▶ PROBLEM DESCRIPTION
Take all the material and copy it exactly.

══════════

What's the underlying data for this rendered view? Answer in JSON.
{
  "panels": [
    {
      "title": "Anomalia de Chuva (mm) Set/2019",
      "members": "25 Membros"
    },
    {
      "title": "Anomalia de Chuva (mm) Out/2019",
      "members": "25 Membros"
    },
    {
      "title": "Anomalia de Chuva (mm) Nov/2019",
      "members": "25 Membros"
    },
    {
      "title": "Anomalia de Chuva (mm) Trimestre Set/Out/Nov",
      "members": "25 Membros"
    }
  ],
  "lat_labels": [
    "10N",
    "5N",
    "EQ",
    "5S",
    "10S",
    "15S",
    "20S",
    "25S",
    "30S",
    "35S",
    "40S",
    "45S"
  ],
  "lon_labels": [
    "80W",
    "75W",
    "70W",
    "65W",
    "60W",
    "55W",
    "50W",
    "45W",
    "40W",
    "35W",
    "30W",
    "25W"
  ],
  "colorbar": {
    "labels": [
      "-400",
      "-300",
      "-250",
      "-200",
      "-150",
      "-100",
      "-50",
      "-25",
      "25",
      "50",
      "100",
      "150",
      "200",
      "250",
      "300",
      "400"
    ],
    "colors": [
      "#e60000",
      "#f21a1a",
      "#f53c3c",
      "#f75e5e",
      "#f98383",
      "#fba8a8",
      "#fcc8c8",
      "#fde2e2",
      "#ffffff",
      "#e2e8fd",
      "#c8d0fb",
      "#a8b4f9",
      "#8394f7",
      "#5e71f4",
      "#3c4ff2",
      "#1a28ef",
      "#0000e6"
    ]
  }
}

══════════

▶ THE REPLY
What's the underlying data for this rendered view? Answer in JSON.
{
  "panels": [
    {
      "title": "Anomalia de Chuva (mm) Set/2019",
      "members": "25 Membros"
    },
    {
      "title": "Anomalia de Chuva (mm) Out/2019",
      "members": "25 Membros"
    },
    {
      "title": "Anomalia de Chuva (mm) Nov/2019",
      "members": "25 Membros"
    },
    {
      "title": "Anomalia de Chuva (mm) Trimestre Set/Out/Nov",
      "members": "25 Membros"
    }
  ],
  "lat_labels": [
    "10N",
    "5N",
    "EQ",
    "5S",
    "10S",
    "15S",
    "20S",
    "25S",
    "30S",
    "35S",
    "40S",
    "45S"
  ],
  "lon_labels": [
    "80W",
    "75W",
    "70W",
    "65W",
    "60W",
    "55W",
    "50W",
    "45W",
    "40W",
    "35W",
    "30W",
    "25W"
  ],
  "colorbar": {
    "labels": [
      "-400",
      "-300",
      "-250",
      "-200",
      "-150",
      "-100",
      "-50",
      "-25",
      "25",
      "50",
      "100",
      "150",
      "200",
      "250",
      "300",
      "400"
    ],
    "colors": [
      "#e60000",
      "#f21a1a",
      "#f53c3c",
      "#f75e5e",
      "#f98383",
      "#fba8a8",
      "#fcc8c8",
      "#fde2e2",
      "#ffffff",
      "#e2e8fd",
      "#c8d0fb",
      "#a8b4f9",
      "#8394f7",
      "#5e71f4",
      "#3c4ff2",
      "#1a28ef",
      "#0000e6"
    ]
  }
}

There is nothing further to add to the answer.